» Stated task
Output all the material that follows, exactly as given.

[start Given data]

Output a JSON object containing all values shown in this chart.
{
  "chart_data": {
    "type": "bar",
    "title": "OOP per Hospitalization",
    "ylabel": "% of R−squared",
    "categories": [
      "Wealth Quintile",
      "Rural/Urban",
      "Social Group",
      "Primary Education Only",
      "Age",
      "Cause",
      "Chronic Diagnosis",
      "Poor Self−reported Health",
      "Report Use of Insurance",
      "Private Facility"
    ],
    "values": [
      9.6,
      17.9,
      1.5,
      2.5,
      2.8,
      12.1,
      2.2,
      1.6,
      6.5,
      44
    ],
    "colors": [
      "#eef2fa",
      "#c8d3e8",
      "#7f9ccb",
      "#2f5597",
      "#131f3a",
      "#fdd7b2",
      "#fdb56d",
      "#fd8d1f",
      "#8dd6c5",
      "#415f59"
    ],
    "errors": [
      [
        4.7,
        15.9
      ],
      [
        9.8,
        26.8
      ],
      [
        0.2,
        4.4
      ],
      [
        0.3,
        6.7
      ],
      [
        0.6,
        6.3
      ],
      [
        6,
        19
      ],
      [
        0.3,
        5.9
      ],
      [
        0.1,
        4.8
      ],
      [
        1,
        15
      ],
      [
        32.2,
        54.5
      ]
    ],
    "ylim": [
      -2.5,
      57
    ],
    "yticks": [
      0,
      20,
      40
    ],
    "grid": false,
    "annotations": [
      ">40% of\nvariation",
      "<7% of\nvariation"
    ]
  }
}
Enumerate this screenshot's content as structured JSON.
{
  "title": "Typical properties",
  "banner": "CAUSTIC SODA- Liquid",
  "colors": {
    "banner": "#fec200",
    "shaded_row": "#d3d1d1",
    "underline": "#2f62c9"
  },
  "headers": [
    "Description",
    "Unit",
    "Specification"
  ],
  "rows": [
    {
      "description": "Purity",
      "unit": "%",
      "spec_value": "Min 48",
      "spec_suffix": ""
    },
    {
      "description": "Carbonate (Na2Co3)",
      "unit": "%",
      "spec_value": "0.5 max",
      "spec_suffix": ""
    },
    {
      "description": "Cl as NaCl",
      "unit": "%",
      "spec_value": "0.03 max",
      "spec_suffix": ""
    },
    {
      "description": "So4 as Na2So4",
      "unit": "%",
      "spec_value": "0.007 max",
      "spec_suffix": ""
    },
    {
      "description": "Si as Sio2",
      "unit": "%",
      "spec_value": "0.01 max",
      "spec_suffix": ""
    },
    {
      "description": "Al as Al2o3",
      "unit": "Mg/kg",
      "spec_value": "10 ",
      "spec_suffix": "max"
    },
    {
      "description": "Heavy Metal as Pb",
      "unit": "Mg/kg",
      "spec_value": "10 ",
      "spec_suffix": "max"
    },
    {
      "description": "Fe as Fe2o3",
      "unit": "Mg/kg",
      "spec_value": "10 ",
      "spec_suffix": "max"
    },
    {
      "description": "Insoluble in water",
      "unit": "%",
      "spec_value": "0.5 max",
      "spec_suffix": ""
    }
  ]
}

[end Given data]

» Result
Output a JSON object containing all values shown in this chart.
{
  "chart_data": {
    "type": "bar",
    "title": "OOP per Hospitalization",
    "ylabel": "% of R−squared",
    "categories": [
      "Wealth Quintile",
      "Rural/Urban",
      "Social Group",
      "Primary Education Only",
      "Age",
      "Cause",
      "Chronic Diagnosis",
      "Poor Self−reported Health",
      "Report Use of Insurance",
      "Private Facility"
    ],
    "values": [
      9.6,
      17.9,
      1.5,
      2.5,
      2.8,
      12.1,
      2.2,
      1.6,
      6.5,
      44
    ],
    "colors": [
      "#eef2fa",
      "#c8d3e8",
      "#7f9ccb",
      "#2f5597",
      "#131f3a",
      "#fdd7b2",
      "#fdb56d",
      "#fd8d1f",
      "#8dd6c5",
      "#415f59"
    ],
    "errors": [
      [
        4.7,
        15.9
      ],
      [
        9.8,
        26.8
      ],
      [
        0.2,
        4.4
      ],
      [
        0.3,
        6.7
      ],
      [
        0.6,
        6.3
      ],
      [
        6,
        19
      ],
      [
        0.3,
        5.9
      ],
      [
        0.1,
        4.8
      ],
      [
        1,
        15
      ],
      [
        32.2,
        54.5
      ]
    ],
    "ylim": [
      -2.5,
      57
    ],
    "yticks": [
      0,
      20,
      40
    ],
    "grid": false,
    "annotations": [
      ">40% of\nvariation",
      "<7% of\nvariation"
    ]
  }
}
Enumerate this screenshot's content as structured JSON.
{
  "title": "Typical properties",
  "banner": "CAUSTIC SODA- Liquid",
  "colors": {
    "banner": "#fec200",
    "shaded_row": "#d3d1d1",
    "underline": "#2f62c9"
  },
  "headers": [
    "Description",
    "Unit",
    "Specification"
  ],
  "rows": [
    {
      "description": "Purity",
      "unit": "%",
      "spec_value": "Min 48",
      "spec_suffix": ""
    },
    {
      "description": "Carbonate (Na2Co3)",
      "unit": "%",
      "spec_value": "0.5 max",
      "spec_suffix": ""
    },
    {
      "description": "Cl as NaCl",
      "unit": "%",
      "spec_value": "0.03 max",
      "spec_suffix": ""
    },
    {
      "description": "So4 as Na2So4",
      "unit": "%",
      "spec_value": "0.007 max",
      "spec_suffix": ""
    },
    {
      "description": "Si as Sio2",
      "unit": "%",
      "spec_value": "0.01 max",
      "spec_suffix": ""
    },
    {
      "description": "Al as Al2o3",
      "unit": "Mg/kg",
      "spec_value": "10 ",
      "spec_suffix": "max"
    },
    {
      "description": "Heavy Metal as Pb",
      "unit": "Mg/kg",
      "spec_value": "10 ",
      "spec_suffix": "max"
    },
    {
      "description": "Fe as Fe2o3",
      "unit": "Mg/kg",
      "spec_value": "10 ",
      "spec_suffix": "max"
    },
    {
      "description": "Insoluble in water",
      "unit": "%",
      "spec_value": "0.5 max",
      "spec_suffix": ""
    }
  ]
}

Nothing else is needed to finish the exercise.